Write out the entries below once more, exactly, with the pictures left out.

-- START DATA PROVIDED --

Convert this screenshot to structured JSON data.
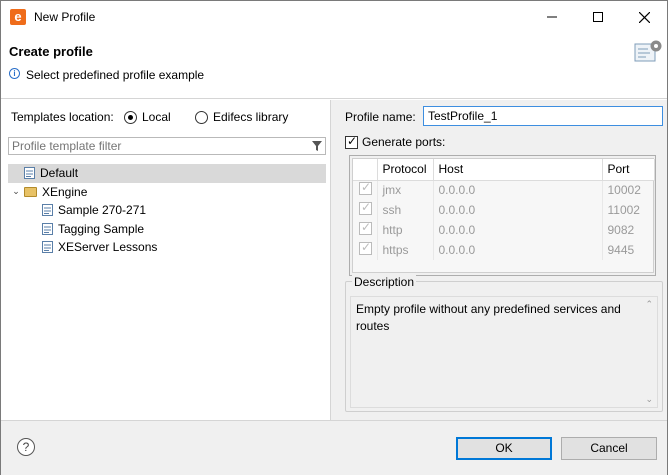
{
  "window": {
    "title": "New Profile",
    "app_icon_letter": "e",
    "minimize_icon": "minimize-icon",
    "maximize_icon": "maximize-icon",
    "close_icon": "close-icon"
  },
  "header": {
    "title": "Create profile",
    "message": "Select predefined profile example",
    "info_icon": "info-icon",
    "wizard_icon": "wizard-settings-icon"
  },
  "left": {
    "templates_location_label": "Templates location:",
    "radio_local": "Local",
    "radio_edifecs": "Edifecs library",
    "selected_location": "Local",
    "filter_placeholder": "Profile template filter",
    "tree": [
      {
        "label": "Default",
        "selected": true
      },
      {
        "label": "XEngine",
        "expanded": true
      },
      {
        "label": "Sample 270-271"
      },
      {
        "label": "Tagging Sample"
      },
      {
        "label": "XEServer Lessons"
      }
    ]
  },
  "right": {
    "profile_name_label": "Profile name:",
    "profile_name_value": "TestProfile_1",
    "generate_ports_label": "Generate ports:",
    "generate_ports_checked": true,
    "ports_columns": [
      "Protocol",
      "Host",
      "Port"
    ],
    "ports_rows": [
      {
        "protocol": "jmx",
        "host": "0.0.0.0",
        "port": "10002"
      },
      {
        "protocol": "ssh",
        "host": "0.0.0.0",
        "port": "11002"
      },
      {
        "protocol": "http",
        "host": "0.0.0.0",
        "port": "9082"
      },
      {
        "protocol": "https",
        "host": "0.0.0.0",
        "port": "9445"
      }
    ],
    "description_label": "Description",
    "description_text": "Empty profile without any predefined services and routes"
  },
  "footer": {
    "help_label": "?",
    "ok_label": "OK",
    "cancel_label": "Cancel"
  },
  "colors": {
    "accent": "#0078d7",
    "app_icon": "#ef6c1a",
    "selection": "#d9d9d9"
  }
}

-- END DATA PROVIDED --

RESPONSE TO THIS TASK:
Convert this screenshot to structured JSON data.
{
  "window": {
    "title": "New Profile",
    "app_icon_letter": "e",
    "minimize_icon": "minimize-icon",
    "maximize_icon": "maximize-icon",
    "close_icon": "close-icon"
  },
  "header": {
    "title": "Create profile",
    "message": "Select predefined profile example",
    "info_icon": "info-icon",
    "wizard_icon": "wizard-settings-icon"
  },
  "left": {
    "templates_location_label": "Templates location:",
    "radio_local": "Local",
    "radio_edifecs": "Edifecs library",
    "selected_location": "Local",
    "filter_placeholder": "Profile template filter",
    "tree": [
      {
        "label": "Default",
        "selected": true
      },
      {
        "label": "XEngine",
        "expanded": true
      },
      {
        "label": "Sample 270-271"
      },
      {
        "label": "Tagging Sample"
      },
      {
        "label": "XEServer Lessons"
      }
    ]
  },
  "right": {
    "profile_name_label": "Profile name:",
    "profile_name_value": "TestProfile_1",
    "generate_ports_label": "Generate ports:",
    "generate_ports_checked": true,
    "ports_columns": [
      "Protocol",
      "Host",
      "Port"
    ],
    "ports_rows": [
      {
        "protocol": "jmx",
        "host": "0.0.0.0",
        "port": "10002"
      },
      {
        "protocol": "ssh",
        "host": "0.0.0.0",
        "port": "11002"
      },
      {
        "protocol": "http",
        "host": "0.0.0.0",
        "port": "9082"
      },
      {
        "protocol": "https",
        "host": "0.0.0.0",
        "port": "9445"
      }
    ],
    "description_label": "Description",
    "description_text": "Empty profile without any predefined services and routes"
  },
  "footer": {
    "help_label": "?",
    "ok_label": "OK",
    "cancel_label": "Cancel"
  },
  "colors": {
    "accent": "#0078d7",
    "app_icon": "#ef6c1a",
    "selection": "#d9d9d9"
  }
}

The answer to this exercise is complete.